──────── Material provided

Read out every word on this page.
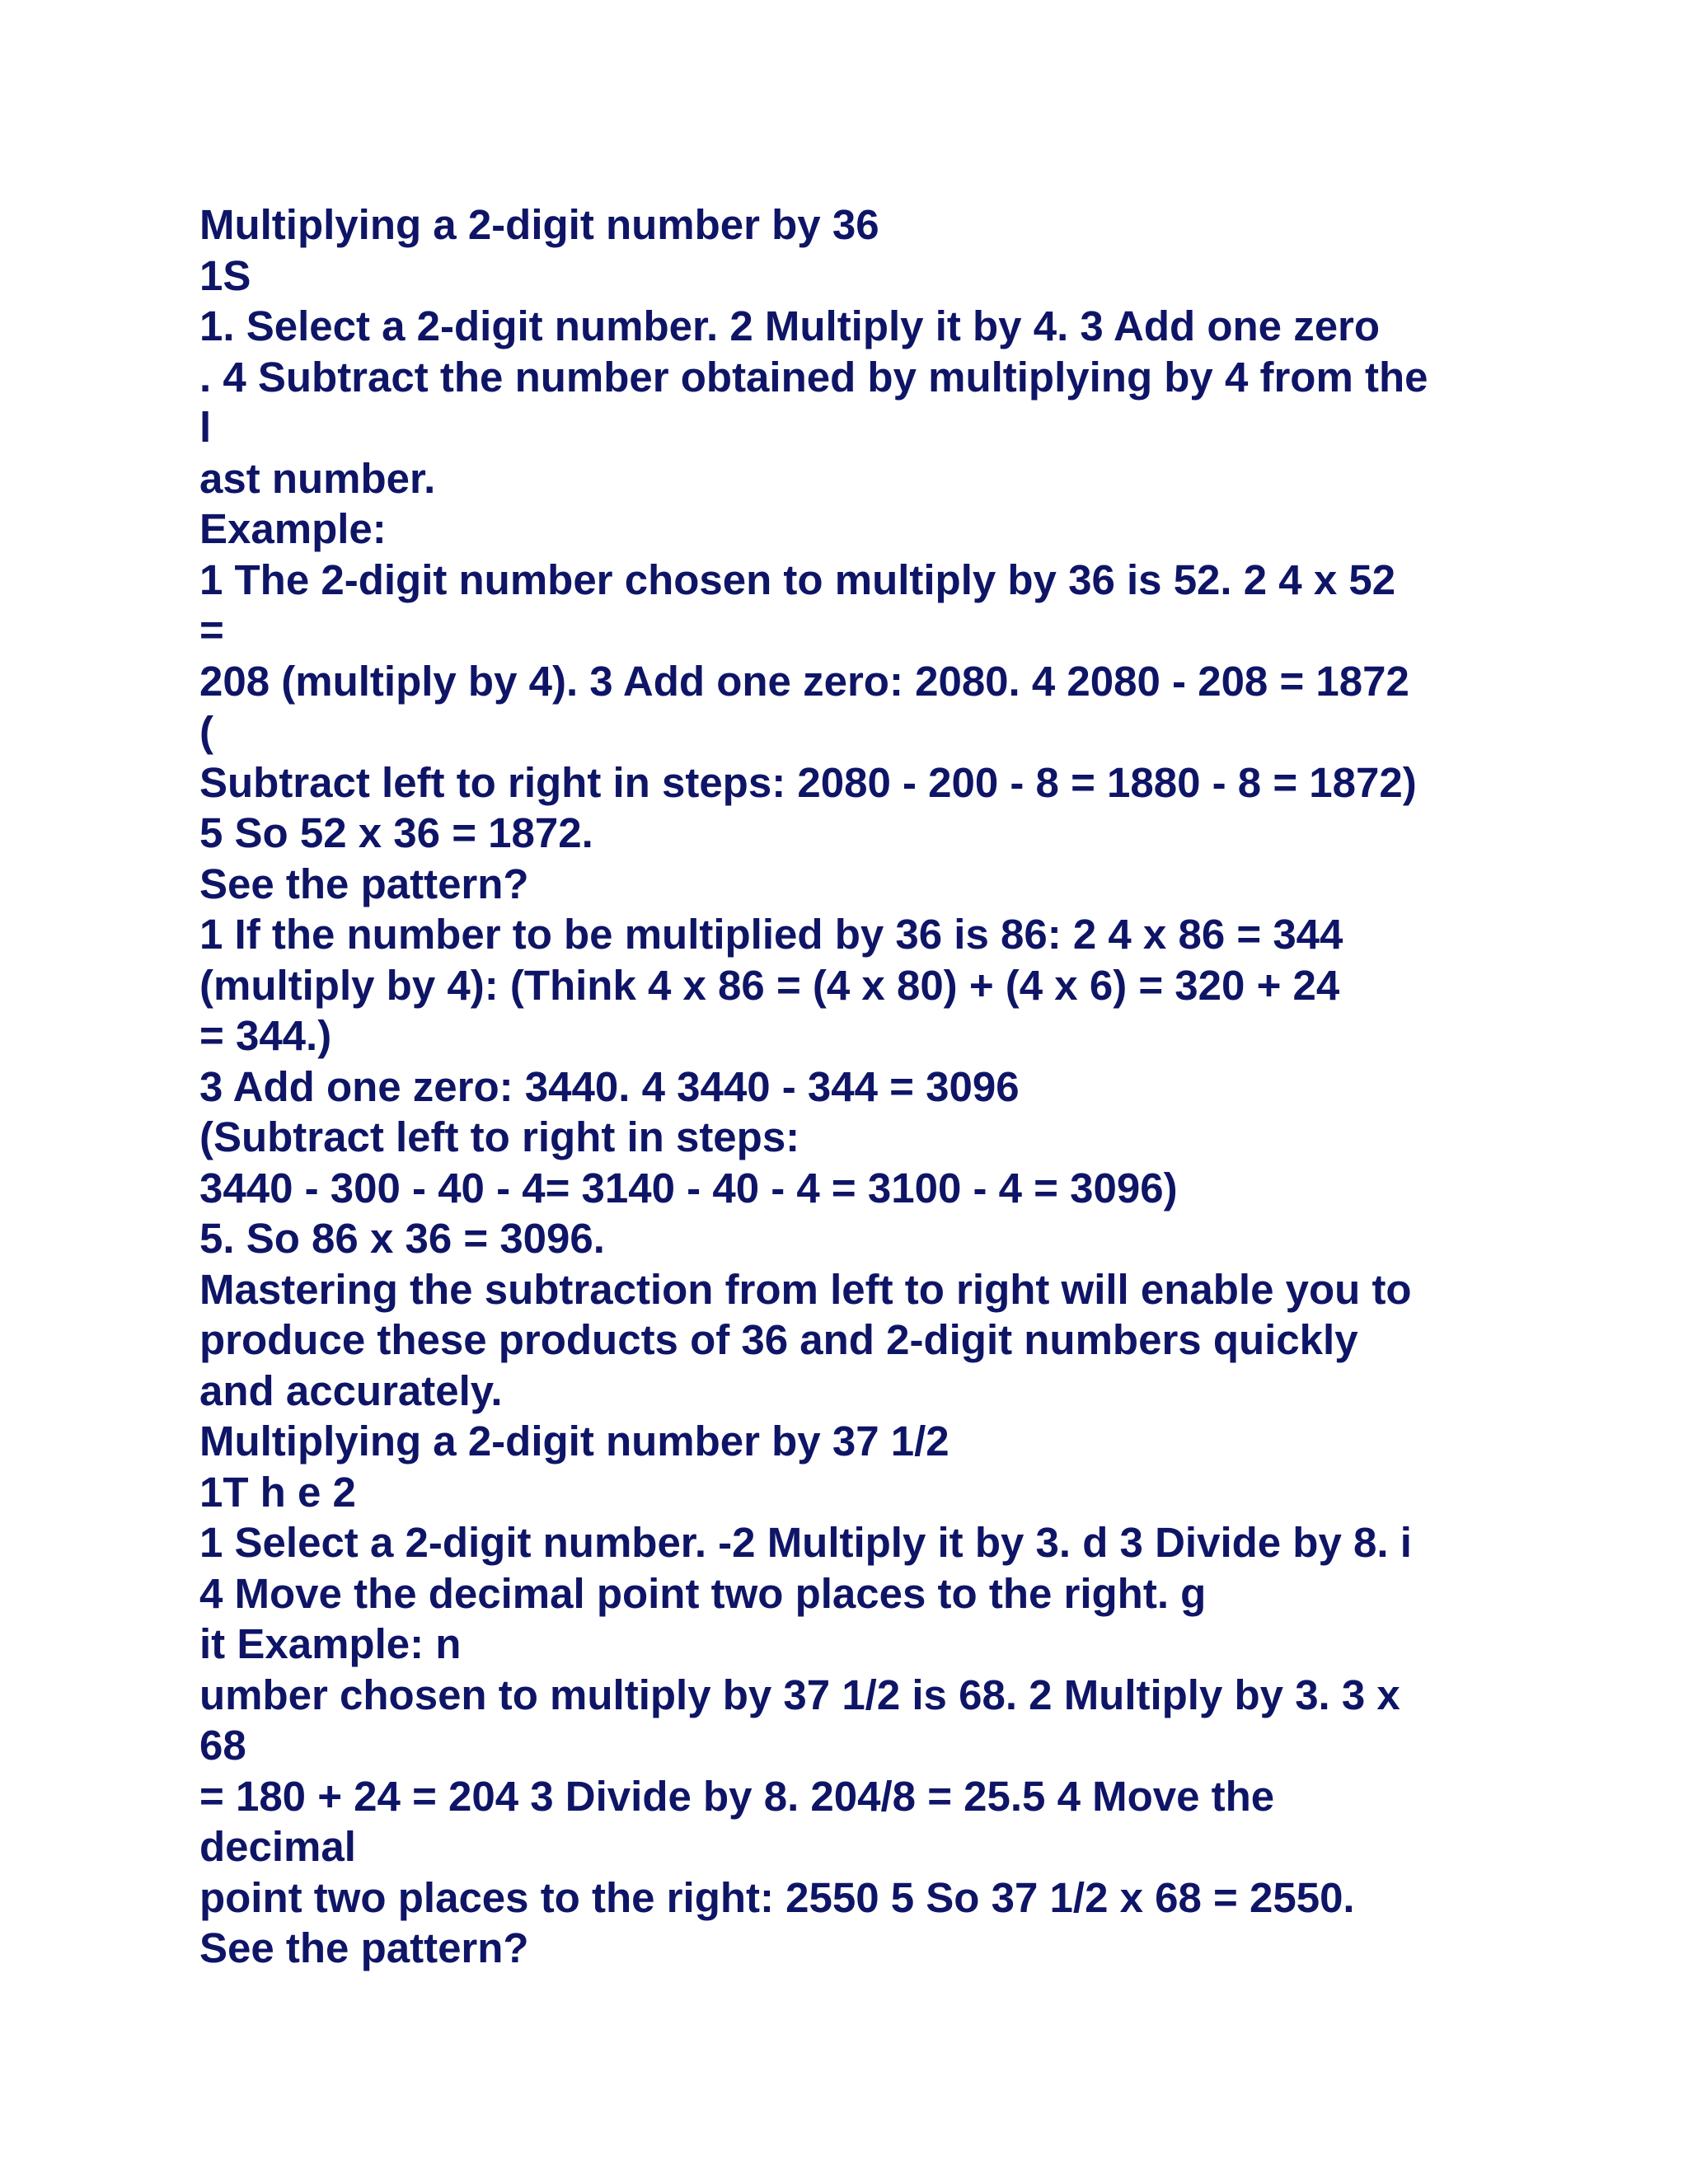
Multiplying a 2-digit number by 36
1S
1. Select a 2-digit number. 2 Multiply it by 4. 3 Add one zero
. 4 Subtract the number obtained by multiplying by 4 from the
l
ast number.
Example:
1 The 2-digit number chosen to multiply by 36 is 52. 2 4 x 52
=
208 (multiply by 4). 3 Add one zero: 2080. 4 2080 - 208 = 1872
(
Subtract left to right in steps: 2080 - 200 - 8 = 1880 - 8 = 1872)
5 So 52 x 36 = 1872.
See the pattern?
1 If the number to be multiplied by 36 is 86: 2 4 x 86 = 344
(multiply by 4): (Think 4 x 86 = (4 x 80) + (4 x 6) = 320 + 24
= 344.)
3 Add one zero: 3440. 4 3440 - 344 = 3096
(Subtract left to right in steps:
3440 - 300 - 40 - 4= 3140 - 40 - 4 = 3100 - 4 = 3096)
5. So 86 x 36 = 3096.
Mastering the subtraction from left to right will enable you to
produce these products of 36 and 2-digit numbers quickly
and accurately.
Multiplying a 2-digit number by 37 1/2
1T h e 2
1 Select a 2-digit number. -2 Multiply it by 3. d 3 Divide by 8. i
4 Move the decimal point two places to the right. g
it Example: n
umber chosen to multiply by 37 1/2 is 68. 2 Multiply by 3. 3 x
68
= 180 + 24 = 204 3 Divide by 8. 204/8 = 25.5 4 Move the
decimal
point two places to the right: 2550 5 So 37 1/2 x 68 = 2550.
See the pattern?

────────────────

To be done
Skip the images and write out the rest of the listing exactly.

Response to the exercise
Read out every word on this page.
Multiplying a 2-digit number by 36
1S
1. Select a 2-digit number. 2 Multiply it by 4. 3 Add one zero
. 4 Subtract the number obtained by multiplying by 4 from the
l
ast number.
Example:
1 The 2-digit number chosen to multiply by 36 is 52. 2 4 x 52
=
208 (multiply by 4). 3 Add one zero: 2080. 4 2080 - 208 = 1872
(
Subtract left to right in steps: 2080 - 200 - 8 = 1880 - 8 = 1872)
5 So 52 x 36 = 1872.
See the pattern?
1 If the number to be multiplied by 36 is 86: 2 4 x 86 = 344
(multiply by 4): (Think 4 x 86 = (4 x 80) + (4 x 6) = 320 + 24
= 344.)
3 Add one zero: 3440. 4 3440 - 344 = 3096
(Subtract left to right in steps:
3440 - 300 - 40 - 4= 3140 - 40 - 4 = 3100 - 4 = 3096)
5. So 86 x 36 = 3096.
Mastering the subtraction from left to right will enable you to
produce these products of 36 and 2-digit numbers quickly
and accurately.
Multiplying a 2-digit number by 37 1/2
1T h e 2
1 Select a 2-digit number. -2 Multiply it by 3. d 3 Divide by 8. i
4 Move the decimal point two places to the right. g
it Example: n
umber chosen to multiply by 37 1/2 is 68. 2 Multiply by 3. 3 x
68
= 180 + 24 = 204 3 Divide by 8. 204/8 = 25.5 4 Move the
decimal
point two places to the right: 2550 5 So 37 1/2 x 68 = 2550.
See the pattern?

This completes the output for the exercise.